(Task details)
From the listing below, pull each line that includes "YuMi".
= = = = =
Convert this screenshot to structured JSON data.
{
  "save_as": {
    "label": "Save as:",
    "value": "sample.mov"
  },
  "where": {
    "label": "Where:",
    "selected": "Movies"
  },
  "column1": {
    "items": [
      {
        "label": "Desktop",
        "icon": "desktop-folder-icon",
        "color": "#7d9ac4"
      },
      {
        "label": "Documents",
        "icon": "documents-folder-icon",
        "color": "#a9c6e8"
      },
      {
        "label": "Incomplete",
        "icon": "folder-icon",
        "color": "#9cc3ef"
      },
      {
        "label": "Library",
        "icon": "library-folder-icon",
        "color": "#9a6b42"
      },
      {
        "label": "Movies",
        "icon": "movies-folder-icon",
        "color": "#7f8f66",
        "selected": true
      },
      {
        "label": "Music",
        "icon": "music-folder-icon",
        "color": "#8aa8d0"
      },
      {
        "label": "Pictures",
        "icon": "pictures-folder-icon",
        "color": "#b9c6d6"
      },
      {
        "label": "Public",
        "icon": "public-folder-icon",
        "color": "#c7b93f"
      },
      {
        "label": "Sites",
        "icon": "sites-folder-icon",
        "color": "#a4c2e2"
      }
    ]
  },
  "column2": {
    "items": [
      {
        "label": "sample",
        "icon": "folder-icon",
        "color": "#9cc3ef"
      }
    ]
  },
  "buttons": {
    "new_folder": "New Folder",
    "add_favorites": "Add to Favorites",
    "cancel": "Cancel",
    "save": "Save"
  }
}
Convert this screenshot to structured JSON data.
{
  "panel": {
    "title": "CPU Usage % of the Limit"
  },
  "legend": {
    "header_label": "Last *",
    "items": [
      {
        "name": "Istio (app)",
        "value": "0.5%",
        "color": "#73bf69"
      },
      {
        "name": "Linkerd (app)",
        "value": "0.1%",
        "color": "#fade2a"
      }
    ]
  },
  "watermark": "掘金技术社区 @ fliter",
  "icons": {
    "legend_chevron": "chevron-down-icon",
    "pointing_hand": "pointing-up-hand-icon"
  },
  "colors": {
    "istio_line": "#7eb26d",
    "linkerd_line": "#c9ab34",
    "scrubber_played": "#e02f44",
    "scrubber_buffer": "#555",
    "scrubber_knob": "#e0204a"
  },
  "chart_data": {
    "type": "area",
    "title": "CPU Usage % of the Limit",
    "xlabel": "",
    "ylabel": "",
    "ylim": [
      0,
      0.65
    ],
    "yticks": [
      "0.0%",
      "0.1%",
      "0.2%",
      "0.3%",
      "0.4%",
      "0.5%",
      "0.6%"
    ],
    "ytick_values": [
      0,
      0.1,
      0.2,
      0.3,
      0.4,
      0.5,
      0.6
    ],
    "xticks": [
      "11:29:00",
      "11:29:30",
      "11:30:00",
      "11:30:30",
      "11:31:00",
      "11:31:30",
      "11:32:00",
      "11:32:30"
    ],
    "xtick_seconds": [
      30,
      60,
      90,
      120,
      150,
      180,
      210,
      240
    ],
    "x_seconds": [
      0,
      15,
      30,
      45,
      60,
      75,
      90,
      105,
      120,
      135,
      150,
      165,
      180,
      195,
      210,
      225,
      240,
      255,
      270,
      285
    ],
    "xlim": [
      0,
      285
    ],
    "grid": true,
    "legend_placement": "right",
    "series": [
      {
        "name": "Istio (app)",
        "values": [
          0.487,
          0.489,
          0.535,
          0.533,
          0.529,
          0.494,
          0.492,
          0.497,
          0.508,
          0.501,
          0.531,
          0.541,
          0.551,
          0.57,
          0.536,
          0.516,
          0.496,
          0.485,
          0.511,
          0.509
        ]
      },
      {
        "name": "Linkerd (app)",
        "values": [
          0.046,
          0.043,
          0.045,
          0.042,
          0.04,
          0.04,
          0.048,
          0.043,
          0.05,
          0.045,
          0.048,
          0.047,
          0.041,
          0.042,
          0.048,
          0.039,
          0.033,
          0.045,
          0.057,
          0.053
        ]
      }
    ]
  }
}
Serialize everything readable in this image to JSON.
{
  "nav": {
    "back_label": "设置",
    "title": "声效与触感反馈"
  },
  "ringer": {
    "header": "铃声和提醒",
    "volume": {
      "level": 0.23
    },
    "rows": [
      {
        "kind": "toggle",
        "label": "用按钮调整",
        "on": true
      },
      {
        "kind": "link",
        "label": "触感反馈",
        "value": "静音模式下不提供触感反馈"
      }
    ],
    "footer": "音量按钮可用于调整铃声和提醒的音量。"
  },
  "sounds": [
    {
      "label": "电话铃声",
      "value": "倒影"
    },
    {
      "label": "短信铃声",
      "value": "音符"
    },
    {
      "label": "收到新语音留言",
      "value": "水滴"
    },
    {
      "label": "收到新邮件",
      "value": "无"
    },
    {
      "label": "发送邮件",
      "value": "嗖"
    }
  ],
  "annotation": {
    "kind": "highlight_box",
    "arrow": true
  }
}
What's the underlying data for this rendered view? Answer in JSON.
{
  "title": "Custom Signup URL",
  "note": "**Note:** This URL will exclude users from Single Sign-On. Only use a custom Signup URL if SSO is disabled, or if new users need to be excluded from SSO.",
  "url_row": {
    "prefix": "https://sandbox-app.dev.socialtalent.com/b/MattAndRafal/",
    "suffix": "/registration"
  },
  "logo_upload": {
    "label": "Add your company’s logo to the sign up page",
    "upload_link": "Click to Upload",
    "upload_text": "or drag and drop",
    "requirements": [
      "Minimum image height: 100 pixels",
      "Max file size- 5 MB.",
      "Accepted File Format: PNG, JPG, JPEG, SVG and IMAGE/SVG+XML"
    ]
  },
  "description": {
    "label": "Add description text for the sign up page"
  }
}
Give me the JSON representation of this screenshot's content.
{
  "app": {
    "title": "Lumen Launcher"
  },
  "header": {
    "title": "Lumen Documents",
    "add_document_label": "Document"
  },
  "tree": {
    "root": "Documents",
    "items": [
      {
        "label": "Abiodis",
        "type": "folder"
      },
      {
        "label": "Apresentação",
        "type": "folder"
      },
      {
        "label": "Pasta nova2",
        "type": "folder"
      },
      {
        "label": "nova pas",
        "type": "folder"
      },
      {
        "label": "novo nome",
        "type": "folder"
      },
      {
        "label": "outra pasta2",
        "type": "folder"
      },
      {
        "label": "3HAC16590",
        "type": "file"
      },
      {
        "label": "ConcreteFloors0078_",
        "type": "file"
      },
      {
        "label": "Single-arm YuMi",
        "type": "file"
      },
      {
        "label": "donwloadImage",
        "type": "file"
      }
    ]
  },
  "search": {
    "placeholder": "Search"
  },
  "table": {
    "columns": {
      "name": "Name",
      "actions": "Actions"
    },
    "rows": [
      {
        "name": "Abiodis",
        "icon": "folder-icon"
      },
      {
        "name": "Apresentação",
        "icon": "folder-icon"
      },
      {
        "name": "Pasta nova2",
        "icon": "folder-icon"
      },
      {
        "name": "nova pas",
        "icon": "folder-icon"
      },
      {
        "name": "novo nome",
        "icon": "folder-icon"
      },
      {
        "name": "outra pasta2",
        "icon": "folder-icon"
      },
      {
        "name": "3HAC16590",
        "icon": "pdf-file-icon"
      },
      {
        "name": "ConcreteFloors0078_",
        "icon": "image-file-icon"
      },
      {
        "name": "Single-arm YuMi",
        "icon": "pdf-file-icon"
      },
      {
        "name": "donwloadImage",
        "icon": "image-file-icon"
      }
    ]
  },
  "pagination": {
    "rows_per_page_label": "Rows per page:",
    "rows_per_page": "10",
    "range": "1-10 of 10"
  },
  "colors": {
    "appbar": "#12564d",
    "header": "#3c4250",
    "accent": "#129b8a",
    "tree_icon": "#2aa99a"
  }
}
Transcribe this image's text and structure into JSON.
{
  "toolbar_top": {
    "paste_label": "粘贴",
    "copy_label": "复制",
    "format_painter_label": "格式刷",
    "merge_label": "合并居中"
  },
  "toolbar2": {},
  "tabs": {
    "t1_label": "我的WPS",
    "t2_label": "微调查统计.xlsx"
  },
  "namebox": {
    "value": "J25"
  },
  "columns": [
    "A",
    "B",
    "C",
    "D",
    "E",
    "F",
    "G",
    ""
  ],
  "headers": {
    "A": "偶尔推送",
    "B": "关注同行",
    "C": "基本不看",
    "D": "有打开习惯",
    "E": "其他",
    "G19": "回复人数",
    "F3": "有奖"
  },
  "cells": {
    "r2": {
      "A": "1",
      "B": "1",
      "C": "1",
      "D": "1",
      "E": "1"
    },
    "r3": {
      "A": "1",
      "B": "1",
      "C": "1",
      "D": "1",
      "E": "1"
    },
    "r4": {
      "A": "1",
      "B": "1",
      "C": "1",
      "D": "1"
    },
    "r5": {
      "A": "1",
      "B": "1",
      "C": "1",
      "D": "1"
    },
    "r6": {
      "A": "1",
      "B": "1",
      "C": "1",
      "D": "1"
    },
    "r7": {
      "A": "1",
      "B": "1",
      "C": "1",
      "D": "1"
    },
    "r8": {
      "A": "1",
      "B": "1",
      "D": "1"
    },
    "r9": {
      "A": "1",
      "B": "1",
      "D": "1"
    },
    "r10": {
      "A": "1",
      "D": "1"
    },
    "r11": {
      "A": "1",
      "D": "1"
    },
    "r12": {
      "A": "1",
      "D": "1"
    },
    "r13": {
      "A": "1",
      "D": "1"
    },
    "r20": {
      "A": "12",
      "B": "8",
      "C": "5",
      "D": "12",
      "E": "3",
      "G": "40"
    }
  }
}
= = = = =
(Exercise result)
        "label": "Single-arm YuMi",
        "name": "Single-arm YuMi",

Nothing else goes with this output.